▸ WHAT THE TASK ASKS
Emit the data below verbatim, stripping out any pictures.
=======
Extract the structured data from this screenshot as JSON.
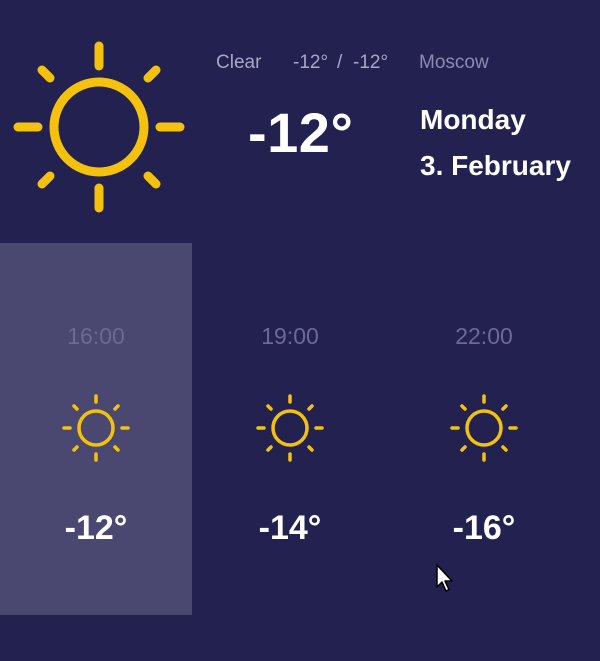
{
  "current": {
    "condition": "Clear",
    "temp_high": "-12°",
    "separator": "/",
    "temp_low": "-12°",
    "city": "Moscow",
    "temperature": "-12°",
    "day": "Monday",
    "date": "3. February",
    "icon": "sun-icon"
  },
  "forecast": [
    {
      "time": "16:00",
      "temperature": "-12°",
      "icon": "sun-icon",
      "selected": true
    },
    {
      "time": "19:00",
      "temperature": "-14°",
      "icon": "sun-icon",
      "selected": false
    },
    {
      "time": "22:00",
      "temperature": "-16°",
      "icon": "sun-icon",
      "selected": false
    }
  ],
  "colors": {
    "background": "#232150",
    "selected_slot": "#4a4870",
    "sun": "#f4c20d",
    "text_primary": "#ffffff",
    "text_muted": "#a9a6c7"
  }
}
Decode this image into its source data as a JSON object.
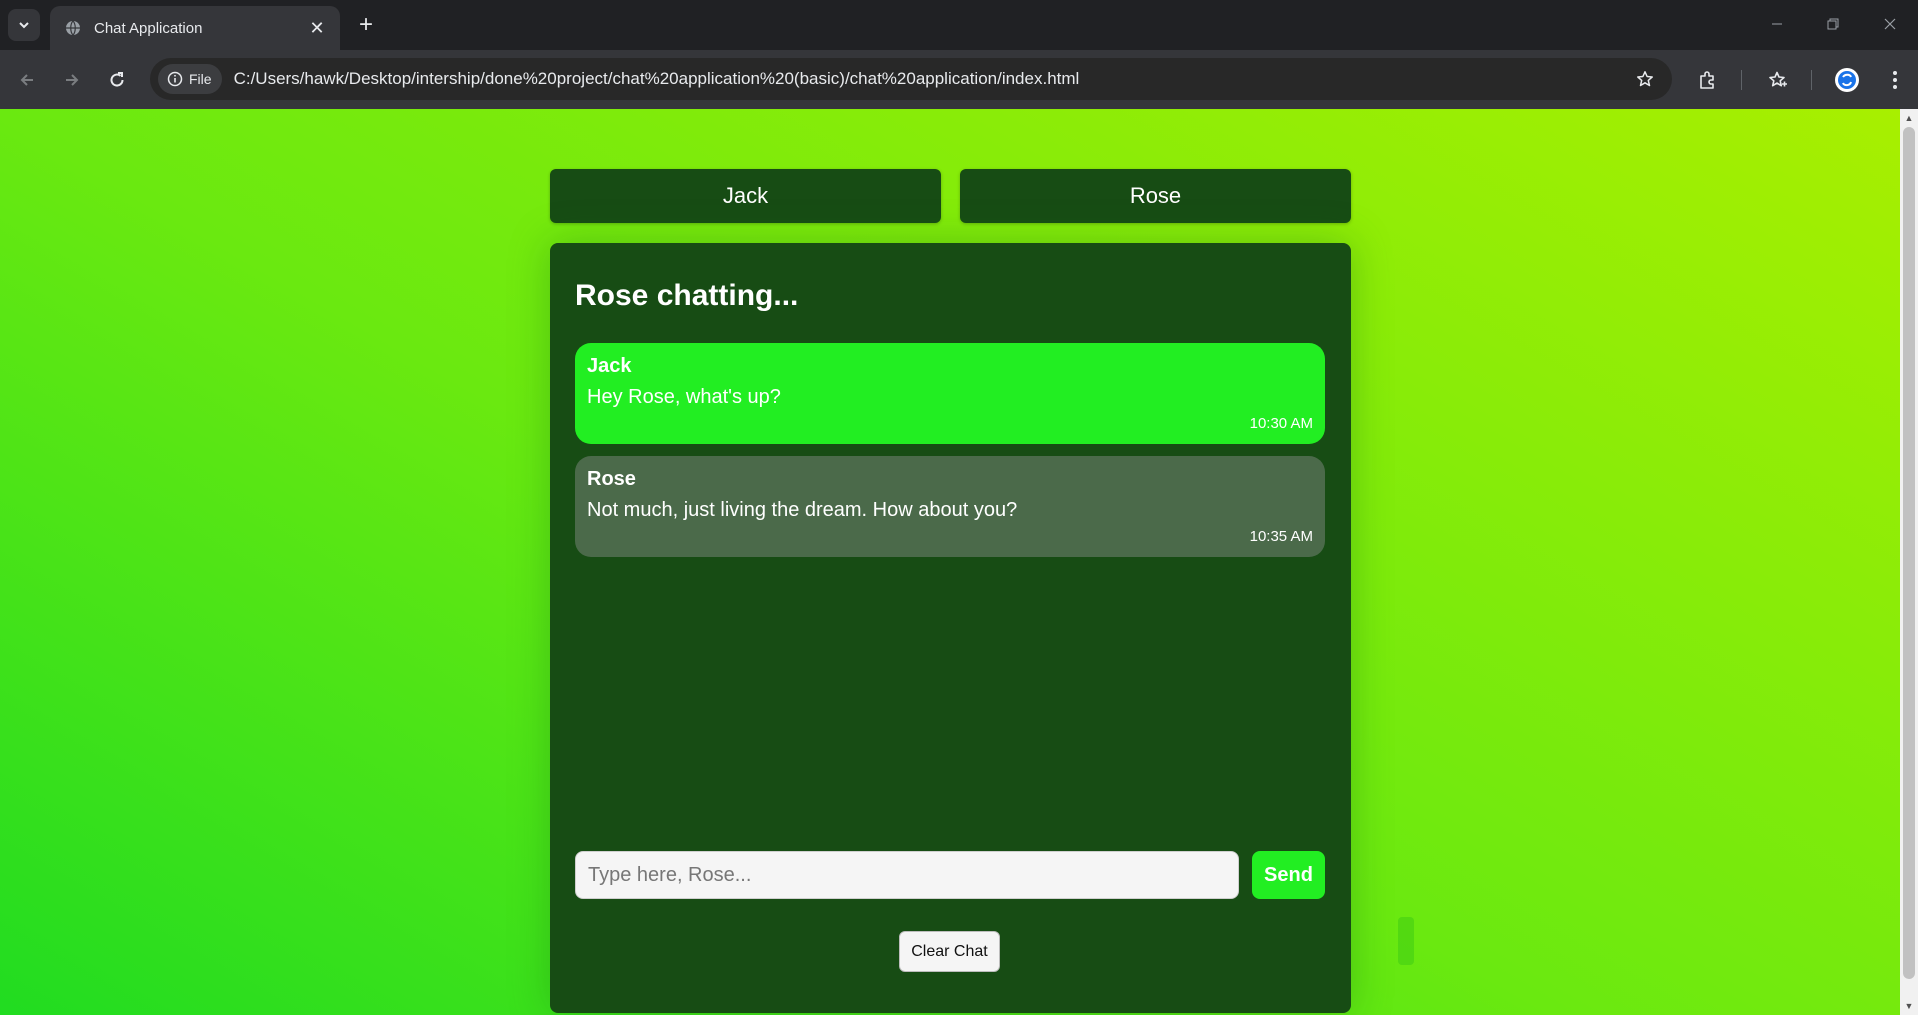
{
  "browser": {
    "tab_title": "Chat Application",
    "new_tab_symbol": "+",
    "site_chip_label": "File",
    "url": "C:/Users/hawk/Desktop/intership/done%20project/chat%20application%20(basic)/chat%20application/index.html"
  },
  "users": {
    "jack_label": "Jack",
    "rose_label": "Rose"
  },
  "chat": {
    "title": "Rose chatting...",
    "messages": [
      {
        "sender": "Jack",
        "text": "Hey Rose, what's up?",
        "time": "10:30 AM"
      },
      {
        "sender": "Rose",
        "text": "Not much, just living the dream. How about you?",
        "time": "10:35 AM"
      }
    ],
    "input_placeholder": "Type here, Rose...",
    "send_label": "Send",
    "clear_label": "Clear Chat"
  },
  "colors": {
    "panel": "#174c14",
    "own_bubble": "#22ee22",
    "other_bubble": "#4b6a4a",
    "send_button": "#22ee22"
  }
}
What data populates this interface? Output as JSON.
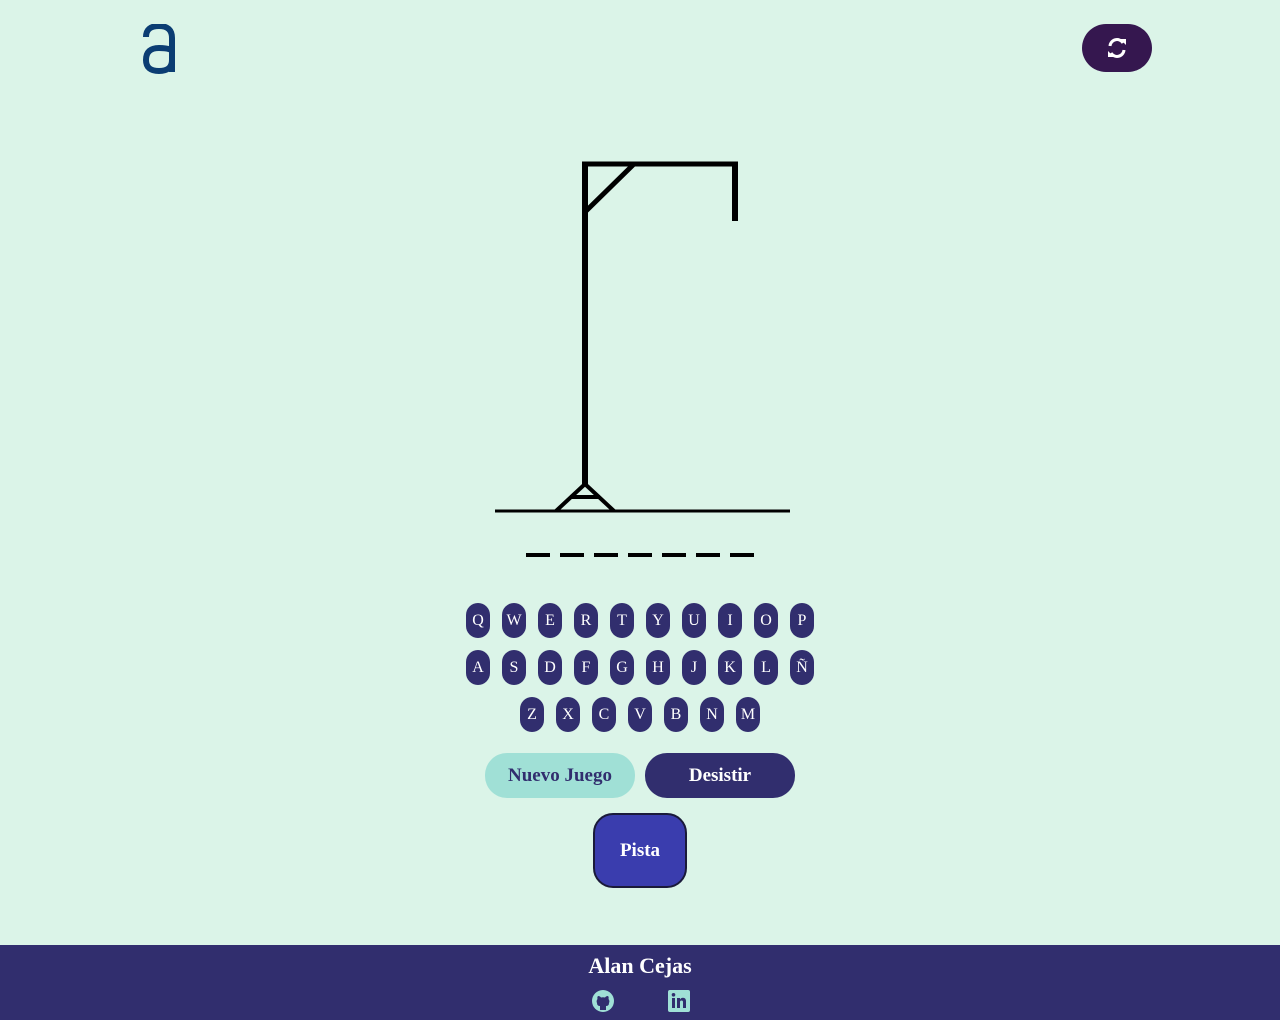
=======
▸ EXERCISE RESPONSE
Extract the structured data from this screenshot as JSON.
{
  "current": {
    "condition": "Clear",
    "temp_high": "-12°",
    "separator": "/",
    "temp_low": "-12°",
    "city": "Moscow",
    "temperature": "-12°",
    "day": "Monday",
    "date": "3. February",
    "icon": "sun-icon"
  },
  "forecast": [
    {
      "time": "16:00",
      "temperature": "-12°",
      "icon": "sun-icon",
      "selected": true
    },
    {
      "time": "19:00",
      "temperature": "-14°",
      "icon": "sun-icon",
      "selected": false
    },
    {
      "time": "22:00",
      "temperature": "-16°",
      "icon": "sun-icon",
      "selected": false
    }
  ],
  "colors": {
    "background": "#232150",
    "selected_slot": "#4a4870",
    "sun": "#f4c20d",
    "text_primary": "#ffffff",
    "text_muted": "#a9a6c7"
  }
}
Decode this image into its source data as a JSON object.
{
  "browser": {
    "tab_title": "Chat Application",
    "new_tab_symbol": "+",
    "site_chip_label": "File",
    "url": "C:/Users/hawk/Desktop/intership/done%20project/chat%20application%20(basic)/chat%20application/index.html"
  },
  "users": {
    "jack_label": "Jack",
    "rose_label": "Rose"
  },
  "chat": {
    "title": "Rose chatting...",
    "messages": [
      {
        "sender": "Jack",
        "text": "Hey Rose, what's up?",
        "time": "10:30 AM"
      },
      {
        "sender": "Rose",
        "text": "Not much, just living the dream. How about you?",
        "time": "10:35 AM"
      }
    ],
    "input_placeholder": "Type here, Rose...",
    "send_label": "Send",
    "clear_label": "Clear Chat"
  },
  "colors": {
    "panel": "#174c14",
    "own_bubble": "#22ee22",
    "other_bubble": "#4b6a4a",
    "send_button": "#22ee22"
  }
}
What data populates this interface? Output as JSON.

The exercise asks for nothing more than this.